Stored records:
—————

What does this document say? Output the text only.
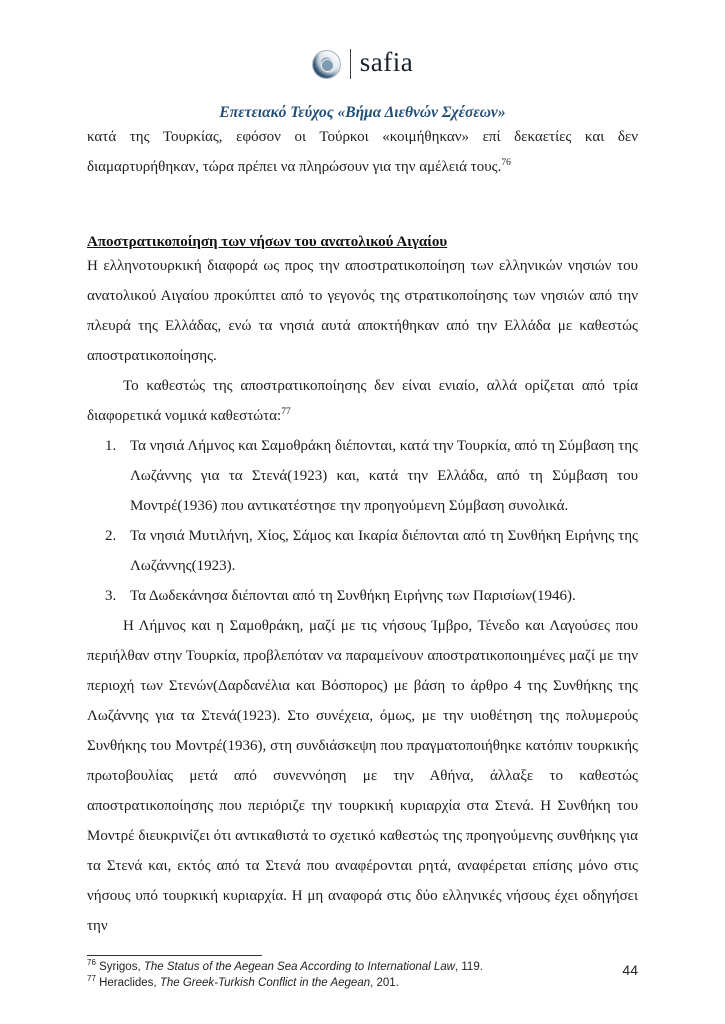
safia
Επετειακό Τεύχος «Βήμα Διεθνών Σχέσεων»

κατά της Τουρκίας, εφόσον οι Τούρκοι «κοιμήθηκαν» επί δεκαετίες και δεν διαμαρτυρήθηκαν, τώρα πρέπει να πληρώσουν για την αμέλειά τους.$^{76}$

Αποστρατικοποίηση των νήσων του ανατολικού Αιγαίου

Η ελληνοτουρκική διαφορά ως προς την αποστρατικοποίηση των ελληνικών νησιών του ανατολικού Αιγαίου προκύπτει από το γεγονός της στρατικοποίησης των νησιών από την πλευρά της Ελλάδας, ενώ τα νησιά αυτά αποκτήθηκαν από την Ελλάδα με καθεστώς αποστρατικοποίησης.

Το καθεστώς της αποστρατικοποίησης δεν είναι ενιαίο, αλλά ορίζεται από τρία διαφορετικά νομικά καθεστώτα:$^{77}$

1. Τα νησιά Λήμνος και Σαμοθράκη διέπονται, κατά την Τουρκία, από τη Σύμβαση της Λωζάννης για τα Στενά(1923) και, κατά την Ελλάδα, από τη Σύμβαση του Μοντρέ(1936) που αντικατέστησε την προηγούμενη Σύμβαση συνολικά.
2. Τα νησιά Μυτιλήνη, Χίος, Σάμος και Ικαρία διέπονται από τη Συνθήκη Ειρήνης της Λωζάννης(1923).
3. Τα Δωδεκάνησα διέπονται από τη Συνθήκη Ειρήνης των Παρισίων(1946).

Η Λήμνος και η Σαμοθράκη, μαζί με τις νήσους Ίμβρο, Τένεδο και Λαγούσες που περιήλθαν στην Τουρκία, προβλεπόταν να παραμείνουν αποστρατικοποιημένες μαζί με την περιοχή των Στενών(Δαρδανέλια και Βόσπορος) με βάση το άρθρο 4 της Συνθήκης της Λωζάννης για τα Στενά(1923). Στο συνέχεια, όμως, με την υιοθέτηση της πολυμερούς Συνθήκης του Μοντρέ(1936), στη συνδιάσκεψη που πραγματοποιήθηκε κατόπιν τουρκικής πρωτοβουλίας μετά από συνεννόηση με την Αθήνα, άλλαξε το καθεστώς αποστρατικοποίησης που περιόριζε την τουρκική κυριαρχία στα Στενά. Η Συνθήκη του Μοντρέ διευκρινίζει ότι αντικαθιστά το σχετικό καθεστώς της προηγούμενης συνθήκης για τα Στενά και, εκτός από τα Στενά που αναφέρονται ρητά, αναφέρεται επίσης μόνο στις νήσους υπό τουρκική κυριαρχία. Η μη αναφορά στις δύο ελληνικές νήσους έχει οδηγήσει την

$^{76}$ Syrigos, The Status of the Aegean Sea According to International Law, 119.
$^{77}$ Heraclides, The Greek-Turkish Conflict in the Aegean, 201.
44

—————

▶ _TASK_
Give the number of lines containing the word "Λωζάννης". No other answer is needed.

▶ _COMPLETE ANSWER_
3